___ Given records
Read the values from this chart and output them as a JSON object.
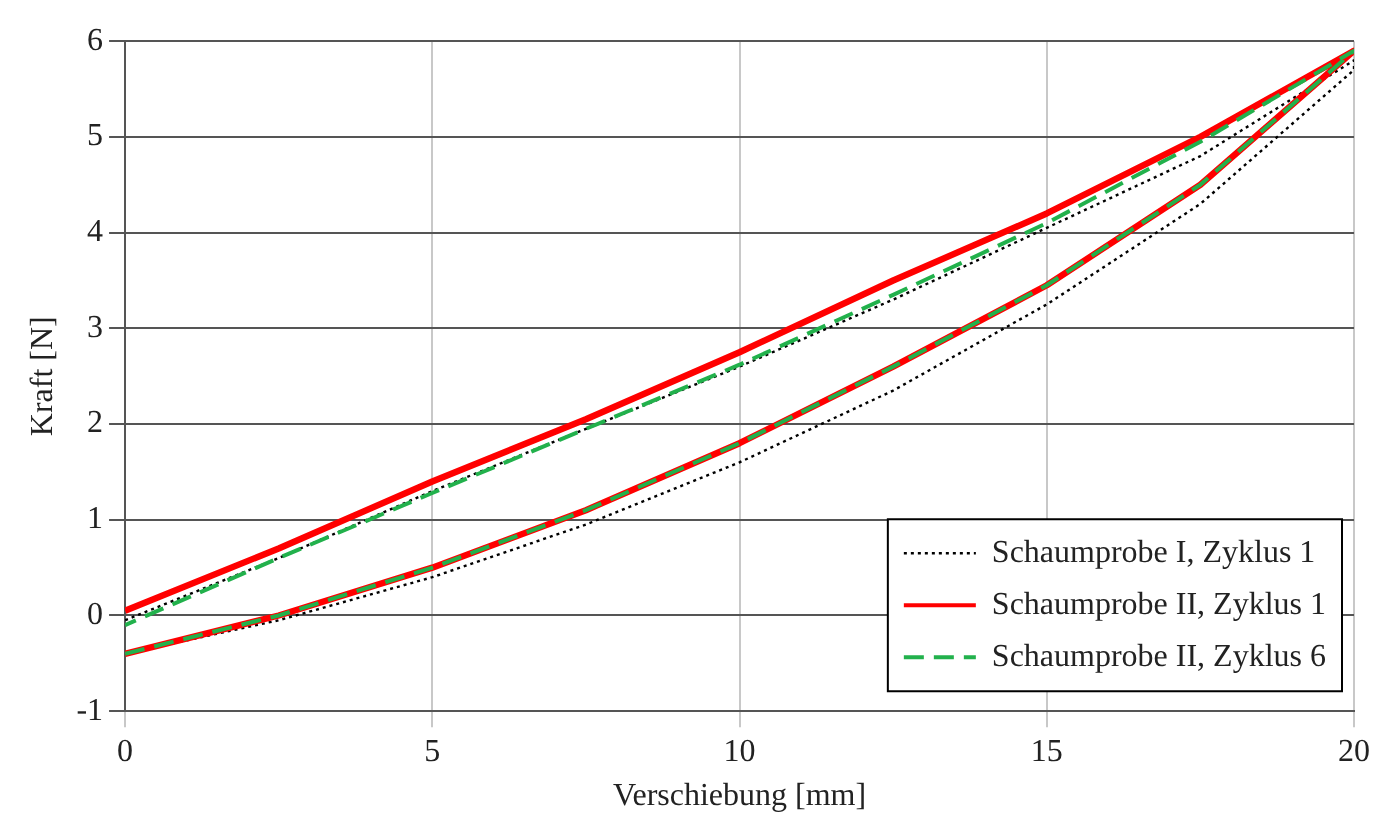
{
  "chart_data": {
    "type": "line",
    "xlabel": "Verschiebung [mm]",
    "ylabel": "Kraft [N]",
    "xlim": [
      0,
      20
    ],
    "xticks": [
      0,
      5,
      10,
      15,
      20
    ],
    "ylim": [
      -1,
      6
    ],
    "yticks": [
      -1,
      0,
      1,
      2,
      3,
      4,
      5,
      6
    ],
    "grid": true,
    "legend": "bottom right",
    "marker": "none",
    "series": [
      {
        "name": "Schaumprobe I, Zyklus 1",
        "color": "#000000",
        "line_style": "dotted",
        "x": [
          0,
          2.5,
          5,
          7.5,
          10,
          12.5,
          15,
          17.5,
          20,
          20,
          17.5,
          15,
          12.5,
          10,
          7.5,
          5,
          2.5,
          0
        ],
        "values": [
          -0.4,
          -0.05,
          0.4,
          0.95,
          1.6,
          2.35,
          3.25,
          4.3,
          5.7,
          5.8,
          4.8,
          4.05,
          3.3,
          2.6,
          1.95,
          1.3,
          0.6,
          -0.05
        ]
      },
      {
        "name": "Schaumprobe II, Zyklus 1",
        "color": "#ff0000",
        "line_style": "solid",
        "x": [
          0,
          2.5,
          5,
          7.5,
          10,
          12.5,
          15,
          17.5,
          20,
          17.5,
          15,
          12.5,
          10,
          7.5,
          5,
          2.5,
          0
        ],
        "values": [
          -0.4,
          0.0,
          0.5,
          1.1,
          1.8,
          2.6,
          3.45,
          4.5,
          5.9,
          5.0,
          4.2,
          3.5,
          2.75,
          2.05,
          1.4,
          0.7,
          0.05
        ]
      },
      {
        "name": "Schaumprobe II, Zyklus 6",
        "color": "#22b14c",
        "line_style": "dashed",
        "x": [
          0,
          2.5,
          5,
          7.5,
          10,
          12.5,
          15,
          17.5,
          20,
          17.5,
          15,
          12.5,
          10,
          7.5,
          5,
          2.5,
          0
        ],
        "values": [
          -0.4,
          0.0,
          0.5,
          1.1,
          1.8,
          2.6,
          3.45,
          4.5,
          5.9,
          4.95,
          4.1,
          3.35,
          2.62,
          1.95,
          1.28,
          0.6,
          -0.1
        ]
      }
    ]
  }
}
______
___ Given records
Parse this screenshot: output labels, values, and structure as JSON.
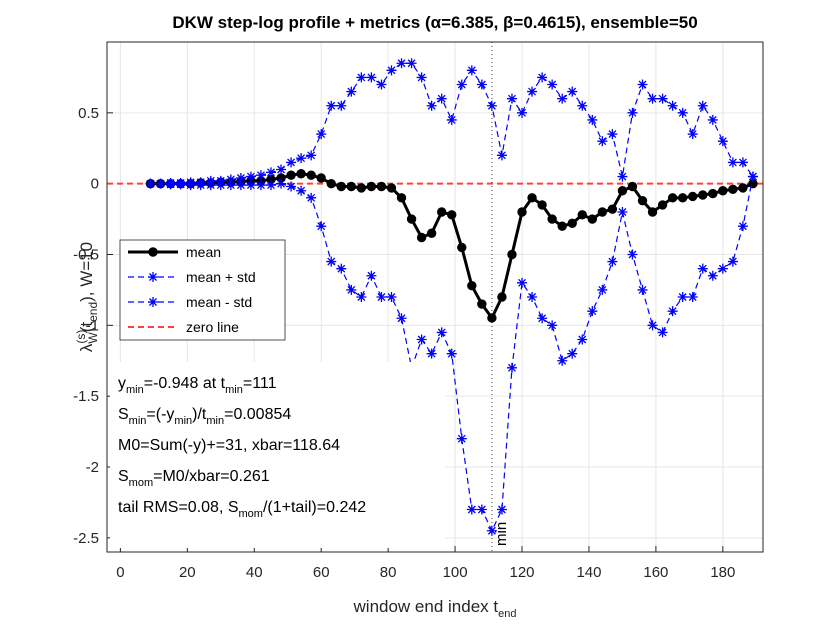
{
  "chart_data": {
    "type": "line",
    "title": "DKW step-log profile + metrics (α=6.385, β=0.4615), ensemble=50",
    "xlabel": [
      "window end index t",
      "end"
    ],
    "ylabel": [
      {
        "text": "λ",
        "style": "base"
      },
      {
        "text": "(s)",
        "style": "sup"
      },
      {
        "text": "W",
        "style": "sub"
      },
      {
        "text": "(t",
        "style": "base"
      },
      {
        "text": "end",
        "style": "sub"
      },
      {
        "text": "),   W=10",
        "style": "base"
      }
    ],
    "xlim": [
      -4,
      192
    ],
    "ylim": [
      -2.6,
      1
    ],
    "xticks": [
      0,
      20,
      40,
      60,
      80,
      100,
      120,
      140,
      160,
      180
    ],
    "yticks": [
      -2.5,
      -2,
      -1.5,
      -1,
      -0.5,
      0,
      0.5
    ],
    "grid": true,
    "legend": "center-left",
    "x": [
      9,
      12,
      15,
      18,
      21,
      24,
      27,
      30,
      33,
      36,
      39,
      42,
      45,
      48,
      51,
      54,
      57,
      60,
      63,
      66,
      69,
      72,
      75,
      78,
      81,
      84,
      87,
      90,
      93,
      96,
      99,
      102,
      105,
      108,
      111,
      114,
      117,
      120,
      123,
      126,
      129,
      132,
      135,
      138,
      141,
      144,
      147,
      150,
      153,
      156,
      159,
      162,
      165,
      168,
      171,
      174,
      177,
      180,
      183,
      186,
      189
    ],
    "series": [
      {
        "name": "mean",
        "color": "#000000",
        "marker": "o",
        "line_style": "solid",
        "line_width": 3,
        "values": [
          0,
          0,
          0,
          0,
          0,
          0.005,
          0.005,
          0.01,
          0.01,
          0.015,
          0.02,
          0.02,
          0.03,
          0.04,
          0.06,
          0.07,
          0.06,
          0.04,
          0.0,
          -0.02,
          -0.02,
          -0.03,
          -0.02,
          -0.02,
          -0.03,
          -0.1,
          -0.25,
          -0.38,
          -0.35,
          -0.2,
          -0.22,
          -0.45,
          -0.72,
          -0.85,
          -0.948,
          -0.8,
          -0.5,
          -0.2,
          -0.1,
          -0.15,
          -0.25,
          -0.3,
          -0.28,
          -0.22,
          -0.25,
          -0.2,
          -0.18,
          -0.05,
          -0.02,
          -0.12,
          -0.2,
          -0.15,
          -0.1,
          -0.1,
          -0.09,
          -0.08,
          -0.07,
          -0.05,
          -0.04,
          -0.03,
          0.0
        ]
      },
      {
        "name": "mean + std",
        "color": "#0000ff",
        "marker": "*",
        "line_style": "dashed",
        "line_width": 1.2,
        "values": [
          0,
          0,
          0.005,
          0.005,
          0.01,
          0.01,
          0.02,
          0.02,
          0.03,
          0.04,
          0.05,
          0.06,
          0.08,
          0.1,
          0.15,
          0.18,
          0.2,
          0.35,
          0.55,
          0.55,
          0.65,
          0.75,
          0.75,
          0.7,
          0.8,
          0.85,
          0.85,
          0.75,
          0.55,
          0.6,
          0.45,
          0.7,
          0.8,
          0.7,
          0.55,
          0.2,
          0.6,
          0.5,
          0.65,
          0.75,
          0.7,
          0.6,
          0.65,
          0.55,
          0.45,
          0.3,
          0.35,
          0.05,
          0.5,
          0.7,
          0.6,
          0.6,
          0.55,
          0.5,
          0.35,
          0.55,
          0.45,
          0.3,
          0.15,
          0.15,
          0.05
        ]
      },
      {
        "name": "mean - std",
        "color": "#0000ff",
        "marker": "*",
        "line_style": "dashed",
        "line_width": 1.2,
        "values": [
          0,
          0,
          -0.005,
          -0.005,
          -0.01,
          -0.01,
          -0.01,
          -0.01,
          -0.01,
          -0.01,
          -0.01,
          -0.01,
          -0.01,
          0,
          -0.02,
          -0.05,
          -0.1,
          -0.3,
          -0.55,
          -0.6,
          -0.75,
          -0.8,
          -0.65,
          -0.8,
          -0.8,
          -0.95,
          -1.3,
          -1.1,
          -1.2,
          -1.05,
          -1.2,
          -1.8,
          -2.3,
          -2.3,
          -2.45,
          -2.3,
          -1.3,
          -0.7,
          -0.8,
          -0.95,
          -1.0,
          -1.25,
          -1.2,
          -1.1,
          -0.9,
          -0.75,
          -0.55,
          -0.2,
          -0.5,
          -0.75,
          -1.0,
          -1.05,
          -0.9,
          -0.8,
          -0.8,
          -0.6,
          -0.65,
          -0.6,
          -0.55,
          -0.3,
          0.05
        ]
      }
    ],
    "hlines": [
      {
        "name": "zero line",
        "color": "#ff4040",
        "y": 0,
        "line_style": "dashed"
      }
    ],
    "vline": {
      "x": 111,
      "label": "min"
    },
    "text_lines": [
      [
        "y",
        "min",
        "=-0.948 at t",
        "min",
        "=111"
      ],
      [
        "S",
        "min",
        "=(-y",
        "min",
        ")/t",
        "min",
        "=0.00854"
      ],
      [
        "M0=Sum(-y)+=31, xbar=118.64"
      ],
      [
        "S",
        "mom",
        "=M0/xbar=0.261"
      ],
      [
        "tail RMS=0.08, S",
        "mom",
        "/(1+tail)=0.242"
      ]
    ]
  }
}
______
_What needs to be done_
Using the material above, gather every line that includes "name".

_Task output_
        "name": "Schaumprobe I, Zyklus 1",
        "name": "Schaumprobe II, Zyklus 1",
        "name": "Schaumprobe II, Zyklus 6",
        "name": "mean",
        "name": "mean + std",
        "name": "mean - std",
        "name": "zero line",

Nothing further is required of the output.